**Exercise task:**
Gather each line of the records where "icon" appears.

START Data listing

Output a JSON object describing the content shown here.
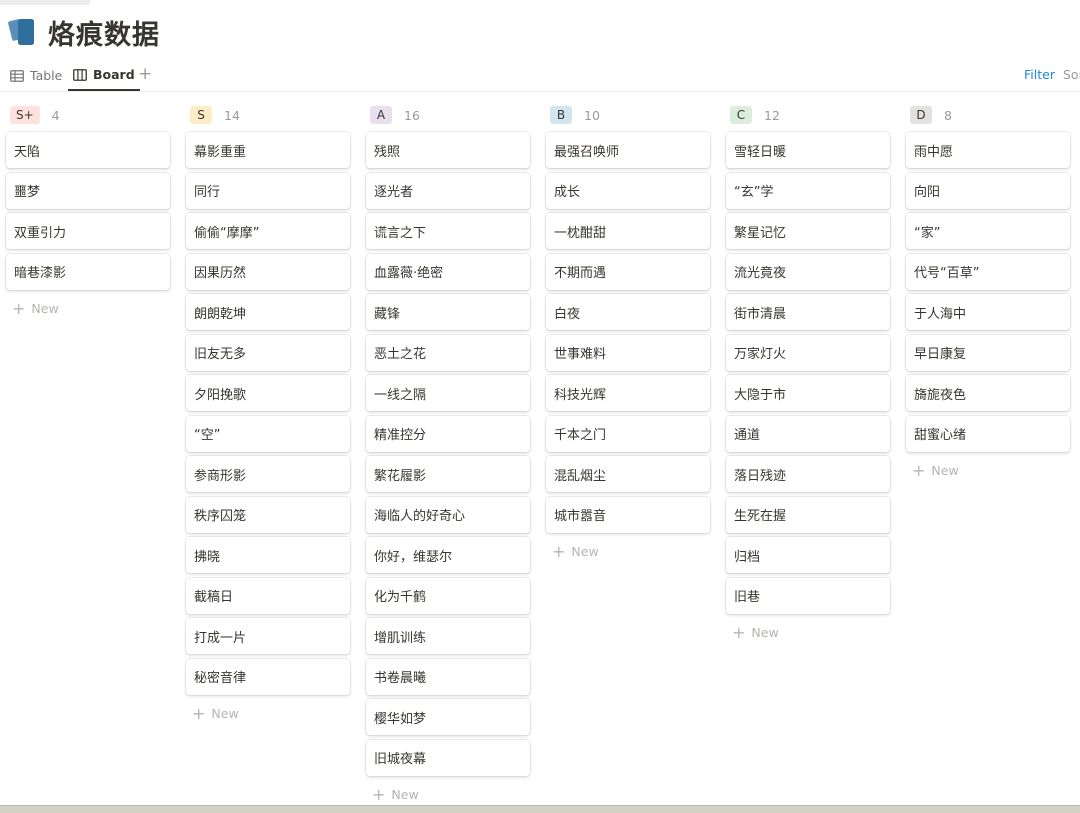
{
  "page": {
    "title": "烙痕数据",
    "icon": "stacked-cards-icon"
  },
  "views": {
    "tabs": [
      {
        "label": "Table",
        "icon": "table-icon",
        "active": false
      },
      {
        "label": "Board",
        "icon": "board-icon",
        "active": true
      }
    ],
    "add_icon": "plus-icon",
    "filter_label": "Filter",
    "sort_label": "Sor"
  },
  "colors": {
    "accent": "#2383e2",
    "badge_splus": "#ffe2dd",
    "badge_s": "#fdecc8",
    "badge_a": "#e8deee",
    "badge_b": "#d3e5ef",
    "badge_c": "#dbeddb",
    "badge_d": "#e3e2e0"
  },
  "board": {
    "new_label": "New",
    "columns": [
      {
        "tag": "S+",
        "count": "4",
        "color": "#ffe2dd",
        "cards": [
          "天陷",
          "噩梦",
          "双重引力",
          "暗巷漆影"
        ]
      },
      {
        "tag": "S",
        "count": "14",
        "color": "#fdecc8",
        "cards": [
          "幕影重重",
          "同行",
          "偷偷“摩摩”",
          "因果历然",
          "朗朗乾坤",
          "旧友无多",
          "夕阳挽歌",
          "“空”",
          "参商形影",
          "秩序囚笼",
          "拂晓",
          "截稿日",
          "打成一片",
          "秘密音律"
        ]
      },
      {
        "tag": "A",
        "count": "16",
        "color": "#e8deee",
        "cards": [
          "残照",
          "逐光者",
          "谎言之下",
          "血露薇·绝密",
          "藏锋",
          "恶土之花",
          "一线之隔",
          "精准控分",
          "繁花履影",
          "海临人的好奇心",
          "你好，维瑟尔",
          "化为千鹤",
          "增肌训练",
          "书卷晨曦",
          "樱华如梦",
          "旧城夜幕"
        ]
      },
      {
        "tag": "B",
        "count": "10",
        "color": "#d3e5ef",
        "cards": [
          "最强召唤师",
          "成长",
          "一枕酣甜",
          "不期而遇",
          "白夜",
          "世事难料",
          "科技光辉",
          "千本之门",
          "混乱烟尘",
          "城市嚣音"
        ]
      },
      {
        "tag": "C",
        "count": "12",
        "color": "#dbeddb",
        "cards": [
          "雪轻日暖",
          "“玄”学",
          "繁星记忆",
          "流光竟夜",
          "街市清晨",
          "万家灯火",
          "大隐于市",
          "通道",
          "落日残迹",
          "生死在握",
          "归档",
          "旧巷"
        ]
      },
      {
        "tag": "D",
        "count": "8",
        "color": "#e3e2e0",
        "cards": [
          "雨中愿",
          "向阳",
          "“家”",
          "代号“百草”",
          "于人海中",
          "早日康复",
          "旖旎夜色",
          "甜蜜心绪"
        ]
      }
    ]
  }
}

END Data listing

**Expected output:**
    "icon": "stacked-cards-icon"
        "icon": "table-icon",
        "icon": "board-icon",
    "add_icon": "plus-icon",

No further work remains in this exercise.